[Exercise objective]:
Extract all lines containing "title".

[Data provided]:

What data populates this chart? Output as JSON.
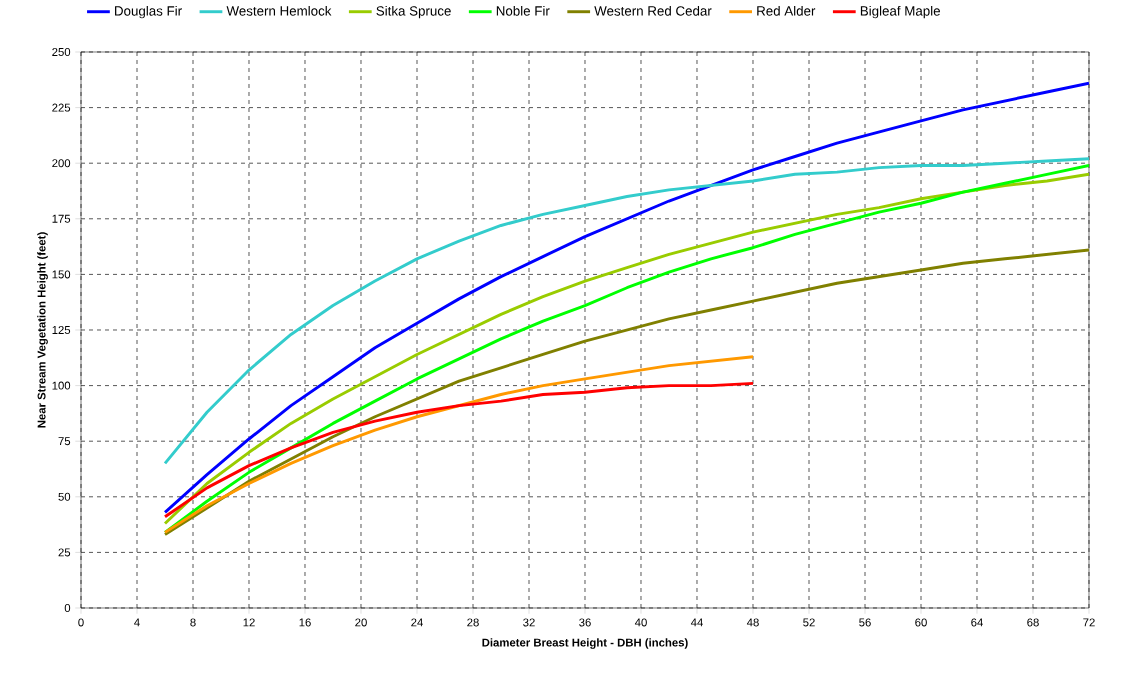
{
  "chart_data": {
    "type": "line",
    "xlabel": "Diameter Breast Height - DBH (inches)",
    "ylabel": "Near Stream Vegetation Height (feet)",
    "x": [
      6,
      9,
      12,
      15,
      18,
      21,
      24,
      27,
      30,
      33,
      36,
      39,
      42,
      45,
      48,
      51,
      54,
      57,
      60,
      63,
      66,
      69,
      72
    ],
    "series": [
      {
        "name": "Douglas Fir",
        "color": "#0000ff",
        "values": [
          43,
          60,
          76,
          91,
          104,
          117,
          128,
          139,
          149,
          158,
          167,
          175,
          183,
          190,
          197,
          203,
          209,
          214,
          219,
          224,
          228,
          232,
          236
        ]
      },
      {
        "name": "Western Hemlock",
        "color": "#33cccc",
        "values": [
          65,
          88,
          107,
          123,
          136,
          147,
          157,
          165,
          172,
          177,
          181,
          185,
          188,
          190,
          192,
          195,
          196,
          198,
          199,
          199,
          200,
          201,
          202
        ]
      },
      {
        "name": "Sitka Spruce",
        "color": "#99cc00",
        "values": [
          38,
          56,
          70,
          83,
          94,
          104,
          114,
          123,
          132,
          140,
          147,
          153,
          159,
          164,
          169,
          173,
          177,
          180,
          184,
          187,
          190,
          192,
          195
        ]
      },
      {
        "name": "Noble Fir",
        "color": "#00ff00",
        "values": [
          34,
          48,
          61,
          72,
          83,
          93,
          103,
          112,
          121,
          129,
          136,
          144,
          151,
          157,
          162,
          168,
          173,
          178,
          182,
          187,
          191,
          195,
          199
        ]
      },
      {
        "name": "Western Red Cedar",
        "color": "#808000",
        "values": [
          33,
          45,
          57,
          67,
          77,
          86,
          94,
          102,
          108,
          114,
          120,
          125,
          130,
          134,
          138,
          142,
          146,
          149,
          152,
          155,
          157,
          159,
          161
        ]
      },
      {
        "name": "Red Alder",
        "color": "#ff9900",
        "values": [
          34,
          46,
          56,
          65,
          73,
          80,
          86,
          91,
          96,
          100,
          103,
          106,
          109,
          111,
          113,
          null,
          null,
          null,
          null,
          null,
          null,
          null,
          null
        ]
      },
      {
        "name": "Bigleaf Maple",
        "color": "#ff0000",
        "values": [
          41,
          54,
          64,
          72,
          79,
          84,
          88,
          91,
          93,
          96,
          97,
          99,
          100,
          100,
          101,
          null,
          null,
          null,
          null,
          null,
          null,
          null,
          null
        ]
      }
    ],
    "xlim": [
      0,
      72
    ],
    "xticks": [
      0,
      4,
      8,
      12,
      16,
      20,
      24,
      28,
      32,
      36,
      40,
      44,
      48,
      52,
      56,
      60,
      64,
      68,
      72
    ],
    "ylim": [
      0,
      250
    ],
    "yticks": [
      0,
      25,
      50,
      75,
      100,
      125,
      150,
      175,
      200,
      225,
      250
    ],
    "grid": true,
    "legend": "top",
    "marker": "none",
    "line_style": "solid"
  }
}
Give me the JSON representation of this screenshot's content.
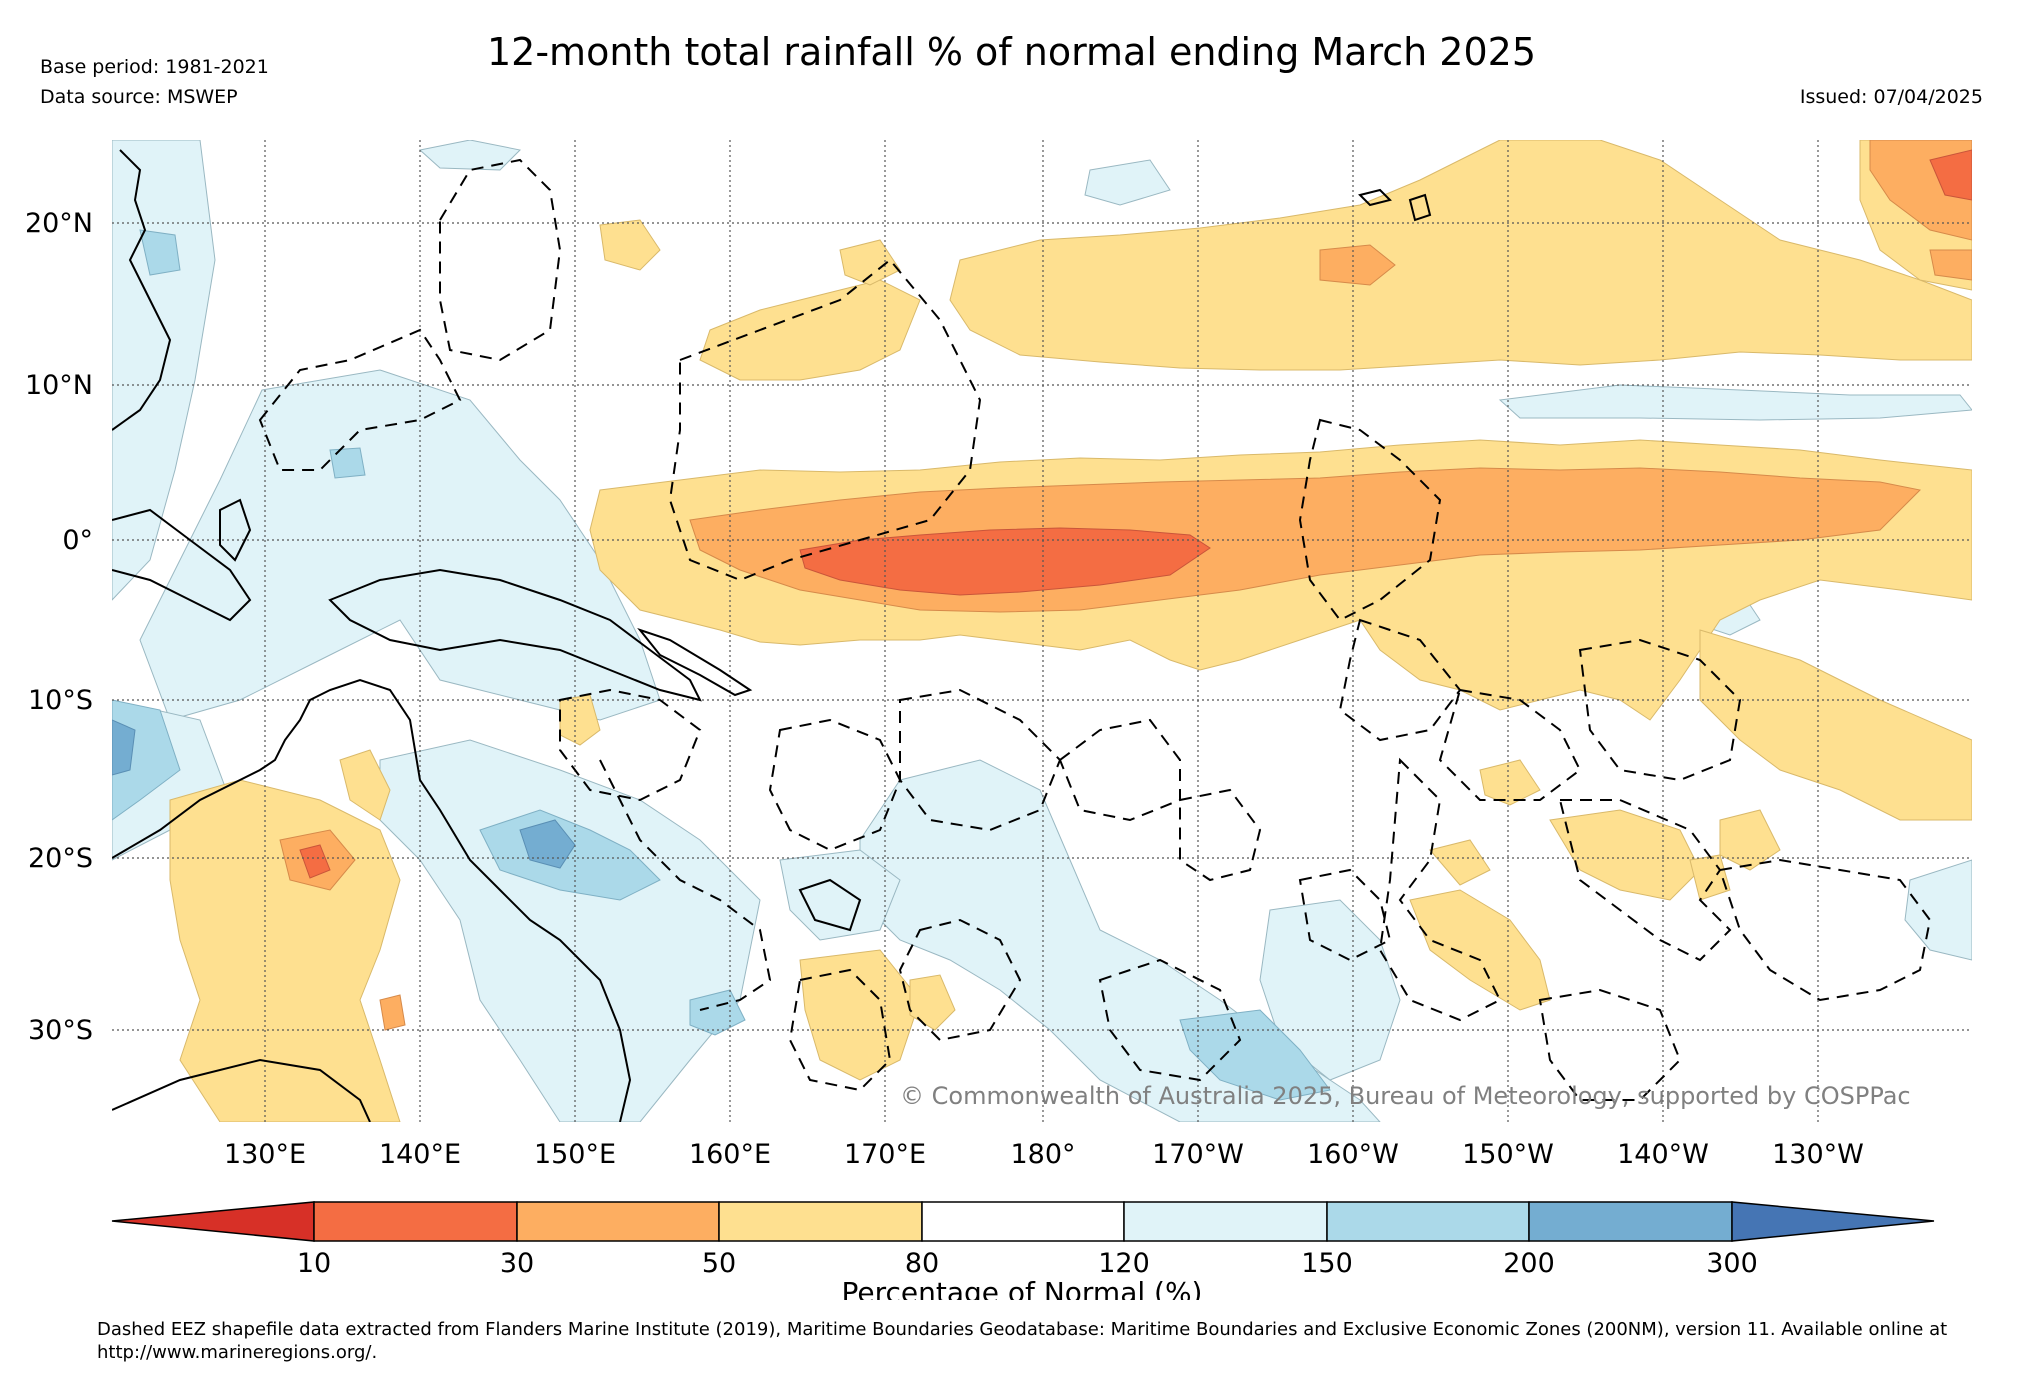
{
  "title": "12-month total rainfall % of normal ending March 2025",
  "meta": {
    "base_period": "Base period: 1981-2021",
    "data_source": "Data source: MSWEP",
    "issued": "Issued: 07/04/2025"
  },
  "map": {
    "lat_labels": [
      "20°N",
      "10°N",
      "0°",
      "10°S",
      "20°S",
      "30°S"
    ],
    "lon_labels": [
      "130°E",
      "140°E",
      "150°E",
      "160°E",
      "170°E",
      "180°",
      "170°W",
      "160°W",
      "150°W",
      "140°W",
      "130°W"
    ],
    "copyright": "© Commonwealth of Australia 2025, Bureau of Meteorology, supported by COSPPac"
  },
  "colorbar": {
    "title": "Percentage of Normal (%)",
    "ticks": [
      "10",
      "30",
      "50",
      "80",
      "120",
      "150",
      "200",
      "300"
    ],
    "colors": {
      "lt10": "#d73027",
      "10-30": "#f46d43",
      "30-50": "#fdae61",
      "50-80": "#fee090",
      "80-120": "#ffffff",
      "120-150": "#e0f3f8",
      "150-200": "#abd9e9",
      "200-300": "#74add1",
      "gt300": "#4575b4"
    }
  },
  "footnote": "Dashed EEZ shapefile data extracted from Flanders Marine Institute (2019), Maritime Boundaries Geodatabase: Maritime Boundaries and Exclusive Economic Zones (200NM), version 11. Available online at http://www.marineregions.org/."
}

[Correct result]:
  "title": "12-month total rainfall % of normal ending March 2025",
    "title": "Percentage of Normal (%)",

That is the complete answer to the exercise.